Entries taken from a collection
<<<<

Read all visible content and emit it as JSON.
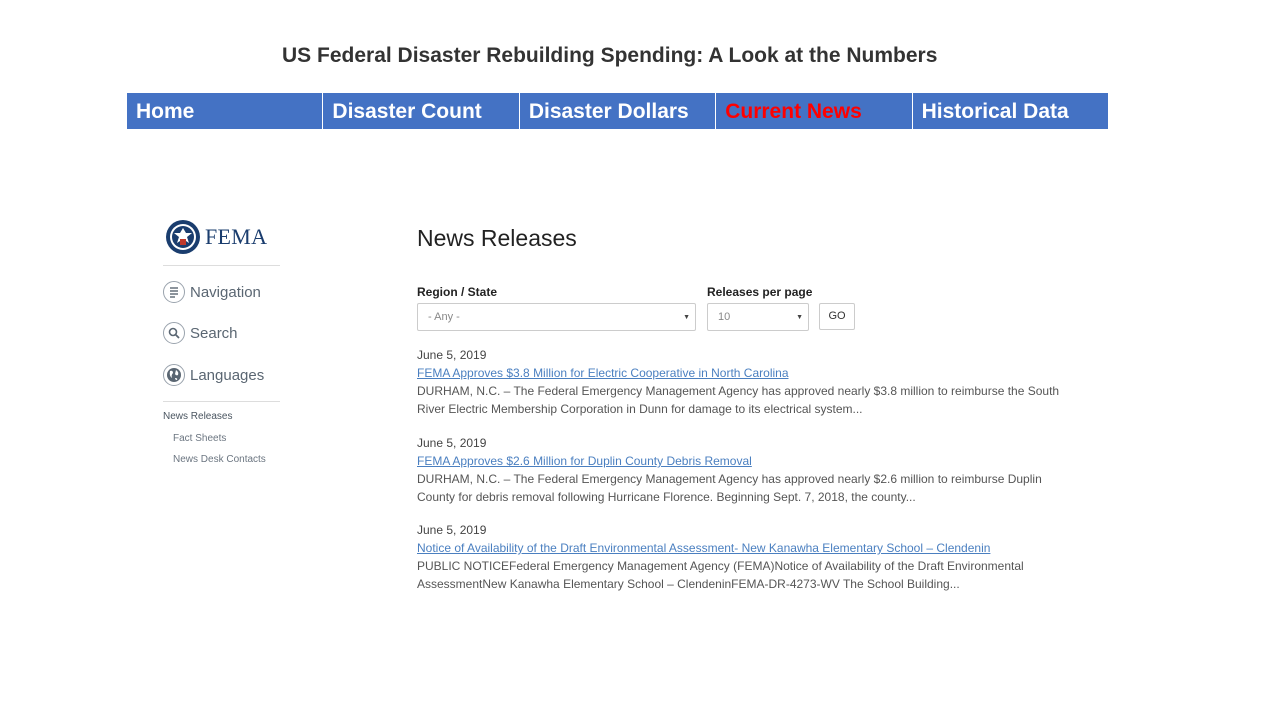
{
  "title": "US Federal Disaster Rebuilding Spending: A Look at the Numbers",
  "topnav": [
    {
      "label": "Home",
      "active": false
    },
    {
      "label": "Disaster Count",
      "active": false
    },
    {
      "label": "Disaster Dollars",
      "active": false
    },
    {
      "label": "Current News",
      "active": true
    },
    {
      "label": "Historical Data",
      "active": false
    }
  ],
  "colors": {
    "nav_bg": "#4472c4",
    "nav_text": "#ffffff",
    "nav_active": "#ff0000",
    "link": "#4a7fc0"
  },
  "fema": {
    "wordmark": "FEMA",
    "seal_icon": "dhs-seal-icon"
  },
  "sidebar": {
    "menu": [
      {
        "label": "Navigation",
        "icon": "list-icon"
      },
      {
        "label": "Search",
        "icon": "search-icon"
      },
      {
        "label": "Languages",
        "icon": "globe-icon"
      }
    ],
    "section": "News Releases",
    "sublinks": [
      "Fact Sheets",
      "News Desk Contacts"
    ]
  },
  "main": {
    "heading": "News Releases",
    "filters": {
      "region_label": "Region / State",
      "region_value": "- Any -",
      "per_page_label": "Releases per page",
      "per_page_value": "10",
      "go_label": "GO"
    },
    "releases": [
      {
        "date": "June 5, 2019",
        "title": "FEMA Approves $3.8 Million for Electric Cooperative in North Carolina",
        "summary": "DURHAM, N.C. – The Federal Emergency Management Agency has approved nearly $3.8 million to reimburse the South River Electric Membership Corporation in Dunn for damage to its electrical system..."
      },
      {
        "date": "June 5, 2019",
        "title": "FEMA Approves $2.6 Million for Duplin County Debris Removal",
        "summary": "DURHAM, N.C. – The Federal Emergency Management Agency has approved nearly $2.6 million to reimburse Duplin County for debris removal following Hurricane Florence. Beginning Sept. 7, 2018, the county..."
      },
      {
        "date": "June 5, 2019",
        "title": "Notice of Availability of the Draft Environmental Assessment- New Kanawha Elementary School – Clendenin",
        "summary": "PUBLIC NOTICEFederal Emergency Management Agency (FEMA)Notice of Availability of the Draft Environmental AssessmentNew Kanawha Elementary School – ClendeninFEMA-DR-4273-WV The School Building..."
      }
    ]
  }
}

>>>>

* [What you need to do]: All preceding records should be duplicated verbatim, images excepted.

* [Result of this task]:
Read all visible content and emit it as JSON.
{
  "title": "US Federal Disaster Rebuilding Spending: A Look at the Numbers",
  "topnav": [
    {
      "label": "Home",
      "active": false
    },
    {
      "label": "Disaster Count",
      "active": false
    },
    {
      "label": "Disaster Dollars",
      "active": false
    },
    {
      "label": "Current News",
      "active": true
    },
    {
      "label": "Historical Data",
      "active": false
    }
  ],
  "colors": {
    "nav_bg": "#4472c4",
    "nav_text": "#ffffff",
    "nav_active": "#ff0000",
    "link": "#4a7fc0"
  },
  "fema": {
    "wordmark": "FEMA",
    "seal_icon": "dhs-seal-icon"
  },
  "sidebar": {
    "menu": [
      {
        "label": "Navigation",
        "icon": "list-icon"
      },
      {
        "label": "Search",
        "icon": "search-icon"
      },
      {
        "label": "Languages",
        "icon": "globe-icon"
      }
    ],
    "section": "News Releases",
    "sublinks": [
      "Fact Sheets",
      "News Desk Contacts"
    ]
  },
  "main": {
    "heading": "News Releases",
    "filters": {
      "region_label": "Region / State",
      "region_value": "- Any -",
      "per_page_label": "Releases per page",
      "per_page_value": "10",
      "go_label": "GO"
    },
    "releases": [
      {
        "date": "June 5, 2019",
        "title": "FEMA Approves $3.8 Million for Electric Cooperative in North Carolina",
        "summary": "DURHAM, N.C. – The Federal Emergency Management Agency has approved nearly $3.8 million to reimburse the South River Electric Membership Corporation in Dunn for damage to its electrical system..."
      },
      {
        "date": "June 5, 2019",
        "title": "FEMA Approves $2.6 Million for Duplin County Debris Removal",
        "summary": "DURHAM, N.C. – The Federal Emergency Management Agency has approved nearly $2.6 million to reimburse Duplin County for debris removal following Hurricane Florence. Beginning Sept. 7, 2018, the county..."
      },
      {
        "date": "June 5, 2019",
        "title": "Notice of Availability of the Draft Environmental Assessment- New Kanawha Elementary School – Clendenin",
        "summary": "PUBLIC NOTICEFederal Emergency Management Agency (FEMA)Notice of Availability of the Draft Environmental AssessmentNew Kanawha Elementary School – ClendeninFEMA-DR-4273-WV The School Building..."
      }
    ]
  }
}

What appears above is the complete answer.